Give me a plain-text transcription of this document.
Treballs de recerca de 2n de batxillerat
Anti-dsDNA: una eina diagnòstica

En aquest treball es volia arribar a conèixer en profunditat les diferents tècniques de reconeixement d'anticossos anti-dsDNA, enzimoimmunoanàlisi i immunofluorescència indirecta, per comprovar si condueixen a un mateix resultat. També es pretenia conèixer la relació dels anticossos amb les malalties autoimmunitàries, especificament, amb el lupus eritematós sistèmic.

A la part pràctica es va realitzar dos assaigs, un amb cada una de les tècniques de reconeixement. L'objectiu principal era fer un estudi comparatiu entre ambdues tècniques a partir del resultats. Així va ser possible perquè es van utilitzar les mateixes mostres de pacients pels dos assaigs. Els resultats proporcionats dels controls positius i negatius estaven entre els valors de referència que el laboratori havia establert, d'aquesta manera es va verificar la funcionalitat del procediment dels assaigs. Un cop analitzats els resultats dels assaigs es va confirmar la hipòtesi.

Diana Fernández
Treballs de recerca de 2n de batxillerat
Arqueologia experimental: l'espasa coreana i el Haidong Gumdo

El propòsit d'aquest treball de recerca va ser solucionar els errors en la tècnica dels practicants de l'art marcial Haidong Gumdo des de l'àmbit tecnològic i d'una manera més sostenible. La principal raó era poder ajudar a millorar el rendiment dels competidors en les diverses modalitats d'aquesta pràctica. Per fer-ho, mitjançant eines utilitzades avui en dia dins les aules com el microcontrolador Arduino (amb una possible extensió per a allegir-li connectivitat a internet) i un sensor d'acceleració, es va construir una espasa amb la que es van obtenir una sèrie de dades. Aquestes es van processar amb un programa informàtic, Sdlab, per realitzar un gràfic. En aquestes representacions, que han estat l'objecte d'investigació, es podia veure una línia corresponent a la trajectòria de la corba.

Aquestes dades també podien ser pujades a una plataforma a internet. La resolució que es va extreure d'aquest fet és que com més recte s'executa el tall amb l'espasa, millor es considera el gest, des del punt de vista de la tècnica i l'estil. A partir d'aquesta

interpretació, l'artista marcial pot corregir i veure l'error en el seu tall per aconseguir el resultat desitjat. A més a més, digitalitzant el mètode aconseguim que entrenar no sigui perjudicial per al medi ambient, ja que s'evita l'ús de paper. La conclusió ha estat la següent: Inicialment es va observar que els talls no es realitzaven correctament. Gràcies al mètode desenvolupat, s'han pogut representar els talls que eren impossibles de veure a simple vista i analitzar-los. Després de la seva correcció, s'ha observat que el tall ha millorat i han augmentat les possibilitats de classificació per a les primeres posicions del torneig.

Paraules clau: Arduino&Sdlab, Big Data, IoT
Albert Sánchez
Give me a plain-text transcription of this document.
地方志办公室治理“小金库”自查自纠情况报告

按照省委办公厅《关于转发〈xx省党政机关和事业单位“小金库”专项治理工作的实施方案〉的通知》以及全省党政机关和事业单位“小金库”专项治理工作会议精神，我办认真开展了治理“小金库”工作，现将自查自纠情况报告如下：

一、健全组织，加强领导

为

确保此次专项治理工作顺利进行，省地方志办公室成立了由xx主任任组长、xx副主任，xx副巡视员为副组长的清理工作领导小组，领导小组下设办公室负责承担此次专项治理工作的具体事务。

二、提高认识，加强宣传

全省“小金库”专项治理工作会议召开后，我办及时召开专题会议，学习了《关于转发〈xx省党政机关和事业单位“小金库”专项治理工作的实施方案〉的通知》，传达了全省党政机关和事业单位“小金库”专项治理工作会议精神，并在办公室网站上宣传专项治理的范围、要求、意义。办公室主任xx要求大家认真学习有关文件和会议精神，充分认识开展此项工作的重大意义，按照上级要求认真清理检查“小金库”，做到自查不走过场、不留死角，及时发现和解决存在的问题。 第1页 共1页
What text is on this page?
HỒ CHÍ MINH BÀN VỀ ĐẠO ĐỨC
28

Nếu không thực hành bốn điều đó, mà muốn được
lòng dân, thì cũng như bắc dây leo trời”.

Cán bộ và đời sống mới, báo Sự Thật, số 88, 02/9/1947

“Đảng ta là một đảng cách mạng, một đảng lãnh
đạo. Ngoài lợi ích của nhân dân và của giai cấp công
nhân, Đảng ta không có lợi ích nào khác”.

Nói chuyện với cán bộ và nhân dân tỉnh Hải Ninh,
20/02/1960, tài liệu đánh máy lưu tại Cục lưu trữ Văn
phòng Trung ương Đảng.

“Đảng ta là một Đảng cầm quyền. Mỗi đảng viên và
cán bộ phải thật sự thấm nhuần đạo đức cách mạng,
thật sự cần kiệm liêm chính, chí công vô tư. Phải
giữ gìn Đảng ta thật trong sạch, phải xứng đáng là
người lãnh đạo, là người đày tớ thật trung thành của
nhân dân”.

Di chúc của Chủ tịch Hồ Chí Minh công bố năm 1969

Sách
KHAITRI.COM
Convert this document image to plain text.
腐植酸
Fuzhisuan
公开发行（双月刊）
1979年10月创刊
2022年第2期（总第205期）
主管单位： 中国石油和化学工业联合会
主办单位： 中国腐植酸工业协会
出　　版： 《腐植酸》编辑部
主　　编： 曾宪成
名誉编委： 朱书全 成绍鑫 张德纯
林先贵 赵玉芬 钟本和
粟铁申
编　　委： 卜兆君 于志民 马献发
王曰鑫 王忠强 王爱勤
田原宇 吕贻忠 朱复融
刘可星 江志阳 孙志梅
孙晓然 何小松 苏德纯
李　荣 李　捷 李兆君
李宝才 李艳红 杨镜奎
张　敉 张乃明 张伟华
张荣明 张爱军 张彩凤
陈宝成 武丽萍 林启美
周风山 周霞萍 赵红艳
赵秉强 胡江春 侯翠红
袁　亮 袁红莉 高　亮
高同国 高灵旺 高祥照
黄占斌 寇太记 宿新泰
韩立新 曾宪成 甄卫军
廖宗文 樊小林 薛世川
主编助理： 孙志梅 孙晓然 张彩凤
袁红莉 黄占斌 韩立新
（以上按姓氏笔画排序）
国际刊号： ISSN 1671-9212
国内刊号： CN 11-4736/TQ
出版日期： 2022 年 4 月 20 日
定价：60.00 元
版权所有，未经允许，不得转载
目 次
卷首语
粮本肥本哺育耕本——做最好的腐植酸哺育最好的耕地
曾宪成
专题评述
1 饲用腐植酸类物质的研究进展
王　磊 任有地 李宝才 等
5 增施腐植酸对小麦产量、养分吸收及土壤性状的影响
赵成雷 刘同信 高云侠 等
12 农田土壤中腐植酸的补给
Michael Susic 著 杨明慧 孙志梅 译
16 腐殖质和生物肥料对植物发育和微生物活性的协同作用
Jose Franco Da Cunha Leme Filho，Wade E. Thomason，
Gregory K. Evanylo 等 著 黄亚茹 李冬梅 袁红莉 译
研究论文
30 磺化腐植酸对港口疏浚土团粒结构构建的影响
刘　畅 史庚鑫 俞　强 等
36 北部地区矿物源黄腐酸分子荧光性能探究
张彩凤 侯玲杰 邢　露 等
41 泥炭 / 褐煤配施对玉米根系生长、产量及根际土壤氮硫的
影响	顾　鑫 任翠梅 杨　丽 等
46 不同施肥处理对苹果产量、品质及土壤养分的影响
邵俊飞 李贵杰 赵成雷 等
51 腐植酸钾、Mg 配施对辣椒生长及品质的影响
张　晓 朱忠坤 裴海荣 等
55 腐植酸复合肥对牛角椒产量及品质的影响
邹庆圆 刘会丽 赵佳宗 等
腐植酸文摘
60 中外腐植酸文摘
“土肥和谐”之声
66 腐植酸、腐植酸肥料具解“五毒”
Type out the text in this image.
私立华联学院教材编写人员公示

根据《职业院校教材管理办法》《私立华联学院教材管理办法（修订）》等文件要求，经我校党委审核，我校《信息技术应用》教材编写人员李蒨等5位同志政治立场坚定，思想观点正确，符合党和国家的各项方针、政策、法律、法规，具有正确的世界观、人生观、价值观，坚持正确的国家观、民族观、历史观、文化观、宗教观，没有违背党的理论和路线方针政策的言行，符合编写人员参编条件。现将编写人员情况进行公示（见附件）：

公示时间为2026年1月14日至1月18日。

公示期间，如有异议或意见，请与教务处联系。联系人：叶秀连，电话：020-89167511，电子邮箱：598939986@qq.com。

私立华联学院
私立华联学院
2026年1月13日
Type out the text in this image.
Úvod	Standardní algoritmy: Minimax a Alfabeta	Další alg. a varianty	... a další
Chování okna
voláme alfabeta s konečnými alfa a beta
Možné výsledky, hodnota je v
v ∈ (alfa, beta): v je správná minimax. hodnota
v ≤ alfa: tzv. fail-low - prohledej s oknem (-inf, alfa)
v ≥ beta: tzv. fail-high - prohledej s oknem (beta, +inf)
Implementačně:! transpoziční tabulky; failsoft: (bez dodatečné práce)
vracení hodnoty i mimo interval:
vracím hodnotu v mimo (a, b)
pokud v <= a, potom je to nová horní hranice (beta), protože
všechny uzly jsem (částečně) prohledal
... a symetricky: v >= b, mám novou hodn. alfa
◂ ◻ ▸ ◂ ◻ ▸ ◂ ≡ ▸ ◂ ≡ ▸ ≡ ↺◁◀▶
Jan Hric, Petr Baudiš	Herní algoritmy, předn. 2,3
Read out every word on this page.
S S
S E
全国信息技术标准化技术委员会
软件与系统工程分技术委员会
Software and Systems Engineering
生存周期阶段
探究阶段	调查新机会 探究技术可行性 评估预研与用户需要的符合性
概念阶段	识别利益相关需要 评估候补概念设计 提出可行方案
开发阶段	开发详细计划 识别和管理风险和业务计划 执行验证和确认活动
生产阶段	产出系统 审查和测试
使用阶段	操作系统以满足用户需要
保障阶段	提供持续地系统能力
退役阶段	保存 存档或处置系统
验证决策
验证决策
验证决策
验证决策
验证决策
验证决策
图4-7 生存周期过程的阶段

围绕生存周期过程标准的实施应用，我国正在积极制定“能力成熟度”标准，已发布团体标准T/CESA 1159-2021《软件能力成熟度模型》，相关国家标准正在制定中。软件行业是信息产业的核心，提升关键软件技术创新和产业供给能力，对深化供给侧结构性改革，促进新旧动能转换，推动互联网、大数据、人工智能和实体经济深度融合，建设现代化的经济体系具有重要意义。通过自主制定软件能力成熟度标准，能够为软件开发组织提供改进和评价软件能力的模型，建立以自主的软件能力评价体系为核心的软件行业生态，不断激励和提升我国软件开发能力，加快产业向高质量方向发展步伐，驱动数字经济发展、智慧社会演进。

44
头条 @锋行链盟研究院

========

## Goal of the exercise
Filter the listing above for the string "tall" and copy every matching line.

## Answer below
Aquestes dades també podien ser pujades a una plataforma a internet. La resolució que es va extreure d'aquest fet és que com més recte s'executa el tall amb l'espasa, millor es considera el gest, des del punt de vista de la tècnica i l'estil. A partir d'aquesta
interpretació, l'artista marcial pot corregir i veure l'error en el seu tall per aconseguir el resultat desitjat. A més a més, digitalitzant el mètode aconseguim que entrenar no sigui perjudicial per al medi ambient, ja que s'evita l'ús de paper. La conclusió ha estat la següent: Inicialment es va observar que els talls no es realitzaven correctament. Gràcies al mètode desenvolupat, s'han pogut representar els talls que eren impossibles de veure a simple vista i analitzar-los. Després de la seva correcció, s'ha observat que el tall ha millorat i han augmentat les possibilitats de classificació per a les primeres posicions del torneig.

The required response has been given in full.